▶ **DO THIS**
Reproduce the records. Keep every word exact and include no images.
### EXTRACTED ENTRIES ###
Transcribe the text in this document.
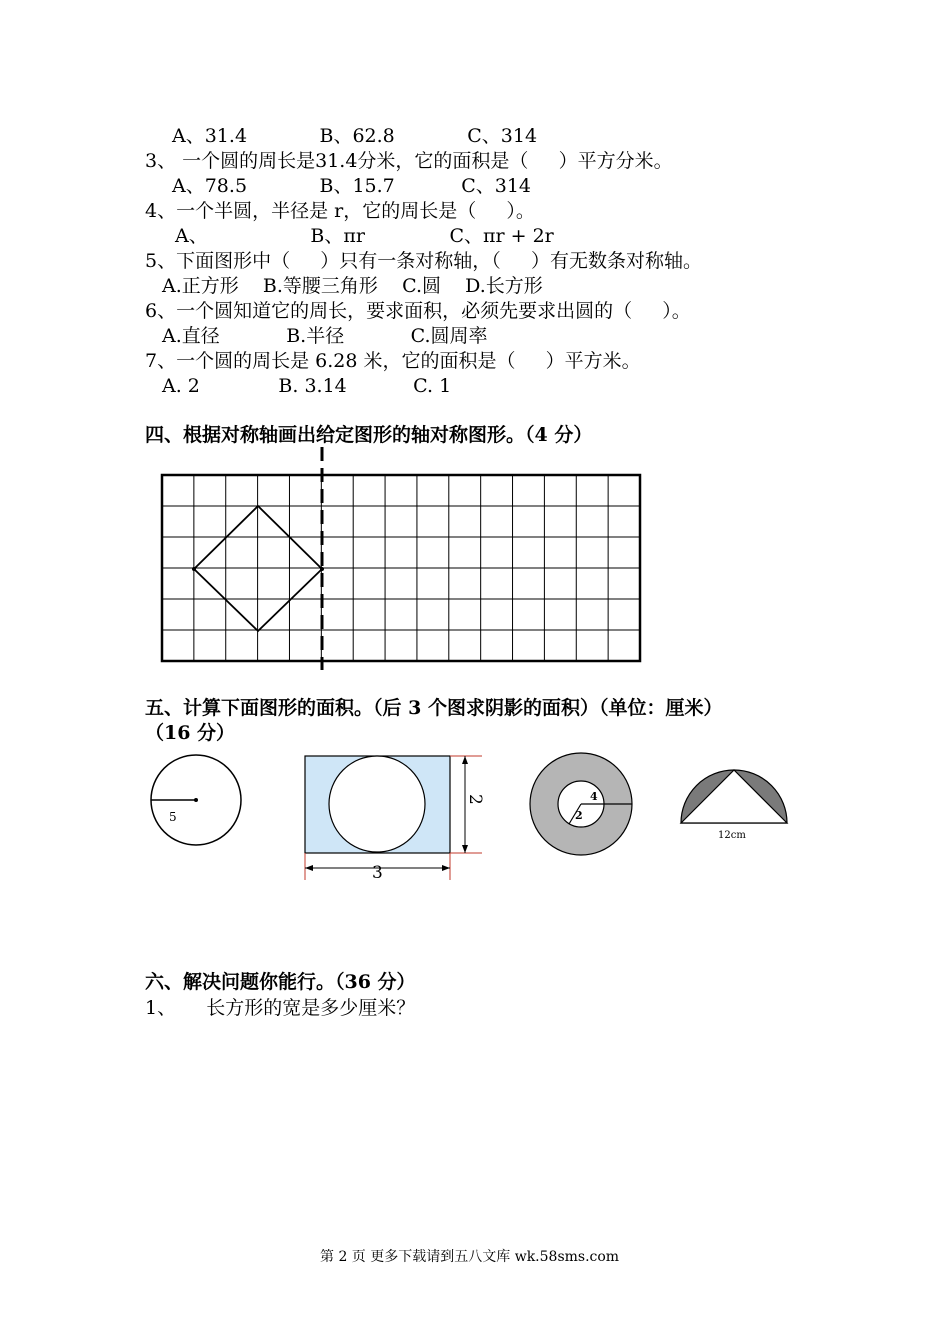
A、31.4            B、62.8            C、314
3、 一个圆的周长是31.4分米，它的面积是（     ）平方分米。
A、78.5            B、15.7           C、314
4、一个半圆，半径是 r，它的周长是（     ）。
A、                 B、πr              C、πr + 2r
5、下面图形中（     ）只有一条对称轴，（     ）有无数条对称轴。
A.正方形    B.等腰三角形    C.圆    D.长方形
6、一个圆知道它的周长，要求面积，必须先要求出圆的（     ）。
A.直径           B.半径           C.圆周率
7、一个圆的周长是 6.28 米，它的面积是（     ）平方米。
A. 2             B. 3.14           C. 1
四、根据对称轴画出给定图形的轴对称图形。（4 分）
五、计算下面图形的面积。（后 3 个图求阴影的面积）（单位：厘米）
（16 分）
5
3
2	4
2
12cm
六、解决问题你能行。（36 分）
1、     长方形的宽是多少厘米？
第 2 页 更多下载请到五八文库 wk.58sms.com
###
▶ **FULL OUTPUT**
Transcribe the text in this document.
A、31.4            B、62.8            C、314
3、 一个圆的周长是31.4分米，它的面积是（     ）平方分米。
A、78.5            B、15.7           C、314
4、一个半圆，半径是 r，它的周长是（     ）。
A、                 B、πr              C、πr + 2r
5、下面图形中（     ）只有一条对称轴，（     ）有无数条对称轴。
A.正方形    B.等腰三角形    C.圆    D.长方形
6、一个圆知道它的周长，要求面积，必须先要求出圆的（     ）。
A.直径           B.半径           C.圆周率
7、一个圆的周长是 6.28 米，它的面积是（     ）平方米。
A. 2             B. 3.14           C. 1
四、根据对称轴画出给定图形的轴对称图形。（4 分）
五、计算下面图形的面积。（后 3 个图求阴影的面积）（单位：厘米）
（16 分）
5
3
2	4
2
12cm
六、解决问题你能行。（36 分）
1、     长方形的宽是多少厘米？
第 2 页 更多下载请到五八文库 wk.58sms.com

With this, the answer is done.